Problem statement >> Make an exact transcription of the data below.

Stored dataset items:
*****
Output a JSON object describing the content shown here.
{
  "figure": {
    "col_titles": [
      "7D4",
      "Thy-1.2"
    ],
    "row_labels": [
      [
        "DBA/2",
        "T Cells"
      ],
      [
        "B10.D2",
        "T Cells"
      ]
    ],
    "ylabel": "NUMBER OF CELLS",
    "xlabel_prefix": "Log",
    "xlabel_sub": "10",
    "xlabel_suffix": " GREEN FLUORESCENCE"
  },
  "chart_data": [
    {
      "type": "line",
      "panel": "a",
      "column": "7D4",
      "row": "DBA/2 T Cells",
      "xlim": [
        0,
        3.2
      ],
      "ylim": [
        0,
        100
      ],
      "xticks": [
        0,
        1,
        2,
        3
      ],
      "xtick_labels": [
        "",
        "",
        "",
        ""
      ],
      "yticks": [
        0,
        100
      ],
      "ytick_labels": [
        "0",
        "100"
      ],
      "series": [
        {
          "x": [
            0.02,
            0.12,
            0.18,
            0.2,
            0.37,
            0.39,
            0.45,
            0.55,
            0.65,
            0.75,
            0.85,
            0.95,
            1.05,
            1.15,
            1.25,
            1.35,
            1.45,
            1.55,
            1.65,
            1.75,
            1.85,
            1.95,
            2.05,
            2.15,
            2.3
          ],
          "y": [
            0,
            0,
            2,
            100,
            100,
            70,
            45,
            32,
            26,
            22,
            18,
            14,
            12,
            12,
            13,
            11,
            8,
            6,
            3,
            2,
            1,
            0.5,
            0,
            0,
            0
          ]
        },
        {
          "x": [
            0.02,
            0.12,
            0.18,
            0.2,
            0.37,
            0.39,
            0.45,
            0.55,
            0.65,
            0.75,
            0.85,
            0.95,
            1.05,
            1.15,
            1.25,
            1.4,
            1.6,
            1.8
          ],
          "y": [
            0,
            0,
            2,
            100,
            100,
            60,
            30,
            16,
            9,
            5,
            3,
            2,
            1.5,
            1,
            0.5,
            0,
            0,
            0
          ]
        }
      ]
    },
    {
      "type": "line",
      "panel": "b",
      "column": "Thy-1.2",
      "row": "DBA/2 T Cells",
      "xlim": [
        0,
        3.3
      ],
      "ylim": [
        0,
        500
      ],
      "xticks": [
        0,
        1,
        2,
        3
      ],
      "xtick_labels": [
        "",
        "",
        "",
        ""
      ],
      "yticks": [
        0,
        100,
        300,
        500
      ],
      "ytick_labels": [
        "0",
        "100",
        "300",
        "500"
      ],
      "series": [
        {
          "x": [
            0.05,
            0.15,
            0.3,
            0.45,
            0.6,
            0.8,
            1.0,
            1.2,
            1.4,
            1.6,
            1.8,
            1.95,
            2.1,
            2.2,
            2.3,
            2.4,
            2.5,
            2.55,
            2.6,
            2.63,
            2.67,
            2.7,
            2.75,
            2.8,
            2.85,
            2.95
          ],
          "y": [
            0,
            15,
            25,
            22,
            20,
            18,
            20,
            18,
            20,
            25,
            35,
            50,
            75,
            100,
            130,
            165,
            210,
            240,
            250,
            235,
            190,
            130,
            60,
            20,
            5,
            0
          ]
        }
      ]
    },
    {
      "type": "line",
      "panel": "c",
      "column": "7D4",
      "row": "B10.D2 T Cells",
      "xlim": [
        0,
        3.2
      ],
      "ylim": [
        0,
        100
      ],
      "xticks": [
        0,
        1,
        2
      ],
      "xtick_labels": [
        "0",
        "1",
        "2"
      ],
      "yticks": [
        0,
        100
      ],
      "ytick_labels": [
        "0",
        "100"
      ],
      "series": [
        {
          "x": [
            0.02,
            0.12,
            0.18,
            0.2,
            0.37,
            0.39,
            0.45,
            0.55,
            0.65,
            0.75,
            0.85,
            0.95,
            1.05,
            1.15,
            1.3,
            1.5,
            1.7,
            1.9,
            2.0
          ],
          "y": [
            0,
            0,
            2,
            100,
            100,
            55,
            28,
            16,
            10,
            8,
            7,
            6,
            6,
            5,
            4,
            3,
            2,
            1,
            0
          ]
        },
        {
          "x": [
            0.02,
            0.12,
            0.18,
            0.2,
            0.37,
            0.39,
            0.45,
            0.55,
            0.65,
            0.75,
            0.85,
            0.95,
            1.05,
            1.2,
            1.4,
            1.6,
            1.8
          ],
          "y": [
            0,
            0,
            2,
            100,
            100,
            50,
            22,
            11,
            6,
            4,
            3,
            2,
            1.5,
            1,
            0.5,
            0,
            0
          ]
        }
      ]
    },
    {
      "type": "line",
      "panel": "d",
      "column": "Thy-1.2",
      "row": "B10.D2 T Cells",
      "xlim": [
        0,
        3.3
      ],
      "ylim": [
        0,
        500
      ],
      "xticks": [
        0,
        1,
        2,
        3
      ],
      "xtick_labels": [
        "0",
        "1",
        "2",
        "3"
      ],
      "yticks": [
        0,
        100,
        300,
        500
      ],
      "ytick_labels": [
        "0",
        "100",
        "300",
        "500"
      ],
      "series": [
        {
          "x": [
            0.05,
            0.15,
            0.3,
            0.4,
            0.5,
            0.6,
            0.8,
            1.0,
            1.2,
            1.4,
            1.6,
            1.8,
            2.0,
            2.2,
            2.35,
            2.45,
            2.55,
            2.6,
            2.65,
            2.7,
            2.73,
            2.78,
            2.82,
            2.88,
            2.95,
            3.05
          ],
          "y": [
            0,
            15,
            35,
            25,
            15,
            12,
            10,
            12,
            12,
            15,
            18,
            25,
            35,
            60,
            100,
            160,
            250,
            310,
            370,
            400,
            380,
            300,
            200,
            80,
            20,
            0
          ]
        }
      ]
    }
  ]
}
*****
Answer to the exercise >>
Output a JSON object describing the content shown here.
{
  "figure": {
    "col_titles": [
      "7D4",
      "Thy-1.2"
    ],
    "row_labels": [
      [
        "DBA/2",
        "T Cells"
      ],
      [
        "B10.D2",
        "T Cells"
      ]
    ],
    "ylabel": "NUMBER OF CELLS",
    "xlabel_prefix": "Log",
    "xlabel_sub": "10",
    "xlabel_suffix": " GREEN FLUORESCENCE"
  },
  "chart_data": [
    {
      "type": "line",
      "panel": "a",
      "column": "7D4",
      "row": "DBA/2 T Cells",
      "xlim": [
        0,
        3.2
      ],
      "ylim": [
        0,
        100
      ],
      "xticks": [
        0,
        1,
        2,
        3
      ],
      "xtick_labels": [
        "",
        "",
        "",
        ""
      ],
      "yticks": [
        0,
        100
      ],
      "ytick_labels": [
        "0",
        "100"
      ],
      "series": [
        {
          "x": [
            0.02,
            0.12,
            0.18,
            0.2,
            0.37,
            0.39,
            0.45,
            0.55,
            0.65,
            0.75,
            0.85,
            0.95,
            1.05,
            1.15,
            1.25,
            1.35,
            1.45,
            1.55,
            1.65,
            1.75,
            1.85,
            1.95,
            2.05,
            2.15,
            2.3
          ],
          "y": [
            0,
            0,
            2,
            100,
            100,
            70,
            45,
            32,
            26,
            22,
            18,
            14,
            12,
            12,
            13,
            11,
            8,
            6,
            3,
            2,
            1,
            0.5,
            0,
            0,
            0
          ]
        },
        {
          "x": [
            0.02,
            0.12,
            0.18,
            0.2,
            0.37,
            0.39,
            0.45,
            0.55,
            0.65,
            0.75,
            0.85,
            0.95,
            1.05,
            1.15,
            1.25,
            1.4,
            1.6,
            1.8
          ],
          "y": [
            0,
            0,
            2,
            100,
            100,
            60,
            30,
            16,
            9,
            5,
            3,
            2,
            1.5,
            1,
            0.5,
            0,
            0,
            0
          ]
        }
      ]
    },
    {
      "type": "line",
      "panel": "b",
      "column": "Thy-1.2",
      "row": "DBA/2 T Cells",
      "xlim": [
        0,
        3.3
      ],
      "ylim": [
        0,
        500
      ],
      "xticks": [
        0,
        1,
        2,
        3
      ],
      "xtick_labels": [
        "",
        "",
        "",
        ""
      ],
      "yticks": [
        0,
        100,
        300,
        500
      ],
      "ytick_labels": [
        "0",
        "100",
        "300",
        "500"
      ],
      "series": [
        {
          "x": [
            0.05,
            0.15,
            0.3,
            0.45,
            0.6,
            0.8,
            1.0,
            1.2,
            1.4,
            1.6,
            1.8,
            1.95,
            2.1,
            2.2,
            2.3,
            2.4,
            2.5,
            2.55,
            2.6,
            2.63,
            2.67,
            2.7,
            2.75,
            2.8,
            2.85,
            2.95
          ],
          "y": [
            0,
            15,
            25,
            22,
            20,
            18,
            20,
            18,
            20,
            25,
            35,
            50,
            75,
            100,
            130,
            165,
            210,
            240,
            250,
            235,
            190,
            130,
            60,
            20,
            5,
            0
          ]
        }
      ]
    },
    {
      "type": "line",
      "panel": "c",
      "column": "7D4",
      "row": "B10.D2 T Cells",
      "xlim": [
        0,
        3.2
      ],
      "ylim": [
        0,
        100
      ],
      "xticks": [
        0,
        1,
        2
      ],
      "xtick_labels": [
        "0",
        "1",
        "2"
      ],
      "yticks": [
        0,
        100
      ],
      "ytick_labels": [
        "0",
        "100"
      ],
      "series": [
        {
          "x": [
            0.02,
            0.12,
            0.18,
            0.2,
            0.37,
            0.39,
            0.45,
            0.55,
            0.65,
            0.75,
            0.85,
            0.95,
            1.05,
            1.15,
            1.3,
            1.5,
            1.7,
            1.9,
            2.0
          ],
          "y": [
            0,
            0,
            2,
            100,
            100,
            55,
            28,
            16,
            10,
            8,
            7,
            6,
            6,
            5,
            4,
            3,
            2,
            1,
            0
          ]
        },
        {
          "x": [
            0.02,
            0.12,
            0.18,
            0.2,
            0.37,
            0.39,
            0.45,
            0.55,
            0.65,
            0.75,
            0.85,
            0.95,
            1.05,
            1.2,
            1.4,
            1.6,
            1.8
          ],
          "y": [
            0,
            0,
            2,
            100,
            100,
            50,
            22,
            11,
            6,
            4,
            3,
            2,
            1.5,
            1,
            0.5,
            0,
            0
          ]
        }
      ]
    },
    {
      "type": "line",
      "panel": "d",
      "column": "Thy-1.2",
      "row": "B10.D2 T Cells",
      "xlim": [
        0,
        3.3
      ],
      "ylim": [
        0,
        500
      ],
      "xticks": [
        0,
        1,
        2,
        3
      ],
      "xtick_labels": [
        "0",
        "1",
        "2",
        "3"
      ],
      "yticks": [
        0,
        100,
        300,
        500
      ],
      "ytick_labels": [
        "0",
        "100",
        "300",
        "500"
      ],
      "series": [
        {
          "x": [
            0.05,
            0.15,
            0.3,
            0.4,
            0.5,
            0.6,
            0.8,
            1.0,
            1.2,
            1.4,
            1.6,
            1.8,
            2.0,
            2.2,
            2.35,
            2.45,
            2.55,
            2.6,
            2.65,
            2.7,
            2.73,
            2.78,
            2.82,
            2.88,
            2.95,
            3.05
          ],
          "y": [
            0,
            15,
            35,
            25,
            15,
            12,
            10,
            12,
            12,
            15,
            18,
            25,
            35,
            60,
            100,
            160,
            250,
            310,
            370,
            400,
            380,
            300,
            200,
            80,
            20,
            0
          ]
        }
      ]
    }
  ]
}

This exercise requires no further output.